§ **Task prompt**:
Return all of the entries exactly, with nothing added or left out.

§ **Dataset entries**:
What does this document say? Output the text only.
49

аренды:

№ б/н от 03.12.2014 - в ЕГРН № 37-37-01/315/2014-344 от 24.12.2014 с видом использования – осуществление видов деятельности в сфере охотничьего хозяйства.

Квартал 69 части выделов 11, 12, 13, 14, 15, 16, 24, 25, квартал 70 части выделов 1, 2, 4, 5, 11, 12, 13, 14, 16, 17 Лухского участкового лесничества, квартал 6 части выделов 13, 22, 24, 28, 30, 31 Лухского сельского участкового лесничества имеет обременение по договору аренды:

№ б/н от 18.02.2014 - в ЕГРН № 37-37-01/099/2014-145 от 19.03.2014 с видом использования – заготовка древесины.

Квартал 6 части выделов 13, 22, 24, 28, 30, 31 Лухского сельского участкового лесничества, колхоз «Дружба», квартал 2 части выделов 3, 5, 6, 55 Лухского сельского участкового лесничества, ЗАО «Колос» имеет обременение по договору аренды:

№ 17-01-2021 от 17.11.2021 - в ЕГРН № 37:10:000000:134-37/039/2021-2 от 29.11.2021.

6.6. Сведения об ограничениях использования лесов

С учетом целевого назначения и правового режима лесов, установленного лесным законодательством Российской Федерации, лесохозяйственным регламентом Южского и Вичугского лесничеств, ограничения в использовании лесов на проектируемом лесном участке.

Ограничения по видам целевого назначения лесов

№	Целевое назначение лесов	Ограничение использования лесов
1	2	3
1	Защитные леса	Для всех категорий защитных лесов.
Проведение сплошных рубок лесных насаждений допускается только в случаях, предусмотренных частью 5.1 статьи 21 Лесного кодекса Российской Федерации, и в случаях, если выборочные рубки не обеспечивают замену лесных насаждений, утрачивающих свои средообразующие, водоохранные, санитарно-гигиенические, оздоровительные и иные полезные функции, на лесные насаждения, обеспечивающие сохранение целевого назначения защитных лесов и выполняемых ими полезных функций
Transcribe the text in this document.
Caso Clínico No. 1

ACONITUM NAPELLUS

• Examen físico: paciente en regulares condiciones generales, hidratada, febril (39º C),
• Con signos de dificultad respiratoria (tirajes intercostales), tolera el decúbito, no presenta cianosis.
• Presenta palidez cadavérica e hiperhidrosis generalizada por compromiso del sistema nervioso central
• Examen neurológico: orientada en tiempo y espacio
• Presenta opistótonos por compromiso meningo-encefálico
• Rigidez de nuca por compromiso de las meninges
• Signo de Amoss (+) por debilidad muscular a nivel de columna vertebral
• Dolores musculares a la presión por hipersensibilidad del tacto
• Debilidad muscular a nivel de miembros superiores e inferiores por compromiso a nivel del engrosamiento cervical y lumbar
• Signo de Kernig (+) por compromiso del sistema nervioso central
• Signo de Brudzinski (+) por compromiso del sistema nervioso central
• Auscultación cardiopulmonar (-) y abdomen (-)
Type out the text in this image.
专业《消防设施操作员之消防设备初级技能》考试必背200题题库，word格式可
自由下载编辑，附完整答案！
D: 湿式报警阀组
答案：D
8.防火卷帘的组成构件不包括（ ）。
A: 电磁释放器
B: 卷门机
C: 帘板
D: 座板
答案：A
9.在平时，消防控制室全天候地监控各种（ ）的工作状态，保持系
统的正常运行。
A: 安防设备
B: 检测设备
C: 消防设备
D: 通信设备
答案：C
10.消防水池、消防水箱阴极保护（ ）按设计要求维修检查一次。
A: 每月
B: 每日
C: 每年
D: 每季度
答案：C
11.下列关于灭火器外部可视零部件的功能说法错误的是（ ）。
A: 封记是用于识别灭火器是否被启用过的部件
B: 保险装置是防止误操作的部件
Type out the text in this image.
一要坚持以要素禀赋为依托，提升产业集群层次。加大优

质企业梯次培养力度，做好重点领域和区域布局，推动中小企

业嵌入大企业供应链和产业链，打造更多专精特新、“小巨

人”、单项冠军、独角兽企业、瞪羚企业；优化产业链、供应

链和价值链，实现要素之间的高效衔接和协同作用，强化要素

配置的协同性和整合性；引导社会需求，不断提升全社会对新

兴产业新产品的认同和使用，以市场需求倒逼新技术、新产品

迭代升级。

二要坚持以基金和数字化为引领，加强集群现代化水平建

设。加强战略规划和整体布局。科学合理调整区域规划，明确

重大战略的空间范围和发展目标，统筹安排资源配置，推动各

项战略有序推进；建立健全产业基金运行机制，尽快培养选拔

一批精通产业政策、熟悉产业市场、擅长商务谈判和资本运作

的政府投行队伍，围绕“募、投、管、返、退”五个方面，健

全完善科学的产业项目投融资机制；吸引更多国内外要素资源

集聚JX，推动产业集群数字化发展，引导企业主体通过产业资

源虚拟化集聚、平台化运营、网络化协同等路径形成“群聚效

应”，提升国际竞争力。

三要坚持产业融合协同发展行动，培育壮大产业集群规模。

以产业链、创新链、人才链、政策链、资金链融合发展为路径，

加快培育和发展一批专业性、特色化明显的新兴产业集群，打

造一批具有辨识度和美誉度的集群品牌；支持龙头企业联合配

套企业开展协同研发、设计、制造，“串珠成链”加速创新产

§ **Complete output**:
What does this document say? Output the text only.
49

аренды:

№ б/н от 03.12.2014 - в ЕГРН № 37-37-01/315/2014-344 от 24.12.2014 с видом использования – осуществление видов деятельности в сфере охотничьего хозяйства.

Квартал 69 части выделов 11, 12, 13, 14, 15, 16, 24, 25, квартал 70 части выделов 1, 2, 4, 5, 11, 12, 13, 14, 16, 17 Лухского участкового лесничества, квартал 6 части выделов 13, 22, 24, 28, 30, 31 Лухского сельского участкового лесничества имеет обременение по договору аренды:

№ б/н от 18.02.2014 - в ЕГРН № 37-37-01/099/2014-145 от 19.03.2014 с видом использования – заготовка древесины.

Квартал 6 части выделов 13, 22, 24, 28, 30, 31 Лухского сельского участкового лесничества, колхоз «Дружба», квартал 2 части выделов 3, 5, 6, 55 Лухского сельского участкового лесничества, ЗАО «Колос» имеет обременение по договору аренды:

№ 17-01-2021 от 17.11.2021 - в ЕГРН № 37:10:000000:134-37/039/2021-2 от 29.11.2021.

6.6. Сведения об ограничениях использования лесов

С учетом целевого назначения и правового режима лесов, установленного лесным законодательством Российской Федерации, лесохозяйственным регламентом Южского и Вичугского лесничеств, ограничения в использовании лесов на проектируемом лесном участке.

Ограничения по видам целевого назначения лесов

№	Целевое назначение лесов	Ограничение использования лесов
1	2	3
1	Защитные леса	Для всех категорий защитных лесов.
Проведение сплошных рубок лесных насаждений допускается только в случаях, предусмотренных частью 5.1 статьи 21 Лесного кодекса Российской Федерации, и в случаях, если выборочные рубки не обеспечивают замену лесных насаждений, утрачивающих свои средообразующие, водоохранные, санитарно-гигиенические, оздоровительные и иные полезные функции, на лесные насаждения, обеспечивающие сохранение целевого назначения защитных лесов и выполняемых ими полезных функций
Transcribe the text in this document.
Caso Clínico No. 1

ACONITUM NAPELLUS

• Examen físico: paciente en regulares condiciones generales, hidratada, febril (39º C),
• Con signos de dificultad respiratoria (tirajes intercostales), tolera el decúbito, no presenta cianosis.
• Presenta palidez cadavérica e hiperhidrosis generalizada por compromiso del sistema nervioso central
• Examen neurológico: orientada en tiempo y espacio
• Presenta opistótonos por compromiso meningo-encefálico
• Rigidez de nuca por compromiso de las meninges
• Signo de Amoss (+) por debilidad muscular a nivel de columna vertebral
• Dolores musculares a la presión por hipersensibilidad del tacto
• Debilidad muscular a nivel de miembros superiores e inferiores por compromiso a nivel del engrosamiento cervical y lumbar
• Signo de Kernig (+) por compromiso del sistema nervioso central
• Signo de Brudzinski (+) por compromiso del sistema nervioso central
• Auscultación cardiopulmonar (-) y abdomen (-)
Type out the text in this image.
专业《消防设施操作员之消防设备初级技能》考试必背200题题库，word格式可
自由下载编辑，附完整答案！
D: 湿式报警阀组
答案：D
8.防火卷帘的组成构件不包括（ ）。
A: 电磁释放器
B: 卷门机
C: 帘板
D: 座板
答案：A
9.在平时，消防控制室全天候地监控各种（ ）的工作状态，保持系
统的正常运行。
A: 安防设备
B: 检测设备
C: 消防设备
D: 通信设备
答案：C
10.消防水池、消防水箱阴极保护（ ）按设计要求维修检查一次。
A: 每月
B: 每日
C: 每年
D: 每季度
答案：C
11.下列关于灭火器外部可视零部件的功能说法错误的是（ ）。
A: 封记是用于识别灭火器是否被启用过的部件
B: 保险装置是防止误操作的部件
Type out the text in this image.
一要坚持以要素禀赋为依托，提升产业集群层次。加大优

质企业梯次培养力度，做好重点领域和区域布局，推动中小企

业嵌入大企业供应链和产业链，打造更多专精特新、“小巨

人”、单项冠军、独角兽企业、瞪羚企业；优化产业链、供应

链和价值链，实现要素之间的高效衔接和协同作用，强化要素

配置的协同性和整合性；引导社会需求，不断提升全社会对新

兴产业新产品的认同和使用，以市场需求倒逼新技术、新产品

迭代升级。

二要坚持以基金和数字化为引领，加强集群现代化水平建

设。加强战略规划和整体布局。科学合理调整区域规划，明确

重大战略的空间范围和发展目标，统筹安排资源配置，推动各

项战略有序推进；建立健全产业基金运行机制，尽快培养选拔

一批精通产业政策、熟悉产业市场、擅长商务谈判和资本运作

的政府投行队伍，围绕“募、投、管、返、退”五个方面，健

全完善科学的产业项目投融资机制；吸引更多国内外要素资源

集聚JX，推动产业集群数字化发展，引导企业主体通过产业资

源虚拟化集聚、平台化运营、网络化协同等路径形成“群聚效

应”，提升国际竞争力。

三要坚持产业融合协同发展行动，培育壮大产业集群规模。

以产业链、创新链、人才链、政策链、资金链融合发展为路径，

加快培育和发展一批专业性、特色化明显的新兴产业集群，打

造一批具有辨识度和美誉度的集群品牌；支持龙头企业联合配

套企业开展协同研发、设计、制造，“串珠成链”加速创新产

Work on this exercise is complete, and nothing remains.